## begin EXERCISE MATERIAL

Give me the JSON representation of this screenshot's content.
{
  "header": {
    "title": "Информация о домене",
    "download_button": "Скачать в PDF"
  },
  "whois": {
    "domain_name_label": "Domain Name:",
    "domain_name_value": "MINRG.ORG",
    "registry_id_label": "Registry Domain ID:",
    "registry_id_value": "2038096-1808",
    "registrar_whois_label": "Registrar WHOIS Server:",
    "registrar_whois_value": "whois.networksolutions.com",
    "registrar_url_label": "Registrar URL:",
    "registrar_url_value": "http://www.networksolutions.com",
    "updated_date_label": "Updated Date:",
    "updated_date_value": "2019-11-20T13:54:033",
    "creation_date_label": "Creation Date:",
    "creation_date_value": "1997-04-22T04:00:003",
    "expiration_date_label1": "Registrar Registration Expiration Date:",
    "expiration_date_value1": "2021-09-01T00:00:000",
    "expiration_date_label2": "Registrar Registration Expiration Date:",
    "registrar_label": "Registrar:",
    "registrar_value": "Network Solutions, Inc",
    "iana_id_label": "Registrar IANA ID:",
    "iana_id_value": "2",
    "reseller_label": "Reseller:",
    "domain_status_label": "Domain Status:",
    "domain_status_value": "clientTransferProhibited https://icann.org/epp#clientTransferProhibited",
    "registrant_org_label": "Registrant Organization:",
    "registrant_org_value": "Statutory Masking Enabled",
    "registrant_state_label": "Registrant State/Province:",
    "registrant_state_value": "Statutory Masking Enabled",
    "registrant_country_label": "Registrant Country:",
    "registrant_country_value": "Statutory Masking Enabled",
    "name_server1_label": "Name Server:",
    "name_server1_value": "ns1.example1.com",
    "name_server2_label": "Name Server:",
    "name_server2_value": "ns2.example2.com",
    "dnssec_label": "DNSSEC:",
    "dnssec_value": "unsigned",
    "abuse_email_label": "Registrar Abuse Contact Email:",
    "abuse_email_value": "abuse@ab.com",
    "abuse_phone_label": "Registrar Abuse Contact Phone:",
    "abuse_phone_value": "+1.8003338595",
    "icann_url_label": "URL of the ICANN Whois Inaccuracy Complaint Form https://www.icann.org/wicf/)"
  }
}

## end EXERCISE MATERIAL

EXERCISE
Copy out the whole listing exactly as written.

EXERCISE SOLUTION
Give me the JSON representation of this screenshot's content.
{
  "header": {
    "title": "Информация о домене",
    "download_button": "Скачать в PDF"
  },
  "whois": {
    "domain_name_label": "Domain Name:",
    "domain_name_value": "MINRG.ORG",
    "registry_id_label": "Registry Domain ID:",
    "registry_id_value": "2038096-1808",
    "registrar_whois_label": "Registrar WHOIS Server:",
    "registrar_whois_value": "whois.networksolutions.com",
    "registrar_url_label": "Registrar URL:",
    "registrar_url_value": "http://www.networksolutions.com",
    "updated_date_label": "Updated Date:",
    "updated_date_value": "2019-11-20T13:54:033",
    "creation_date_label": "Creation Date:",
    "creation_date_value": "1997-04-22T04:00:003",
    "expiration_date_label1": "Registrar Registration Expiration Date:",
    "expiration_date_value1": "2021-09-01T00:00:000",
    "expiration_date_label2": "Registrar Registration Expiration Date:",
    "registrar_label": "Registrar:",
    "registrar_value": "Network Solutions, Inc",
    "iana_id_label": "Registrar IANA ID:",
    "iana_id_value": "2",
    "reseller_label": "Reseller:",
    "domain_status_label": "Domain Status:",
    "domain_status_value": "clientTransferProhibited https://icann.org/epp#clientTransferProhibited",
    "registrant_org_label": "Registrant Organization:",
    "registrant_org_value": "Statutory Masking Enabled",
    "registrant_state_label": "Registrant State/Province:",
    "registrant_state_value": "Statutory Masking Enabled",
    "registrant_country_label": "Registrant Country:",
    "registrant_country_value": "Statutory Masking Enabled",
    "name_server1_label": "Name Server:",
    "name_server1_value": "ns1.example1.com",
    "name_server2_label": "Name Server:",
    "name_server2_value": "ns2.example2.com",
    "dnssec_label": "DNSSEC:",
    "dnssec_value": "unsigned",
    "abuse_email_label": "Registrar Abuse Contact Email:",
    "abuse_email_value": "abuse@ab.com",
    "abuse_phone_label": "Registrar Abuse Contact Phone:",
    "abuse_phone_value": "+1.8003338595",
    "icann_url_label": "URL of the ICANN Whois Inaccuracy Complaint Form https://www.icann.org/wicf/)"
  }
}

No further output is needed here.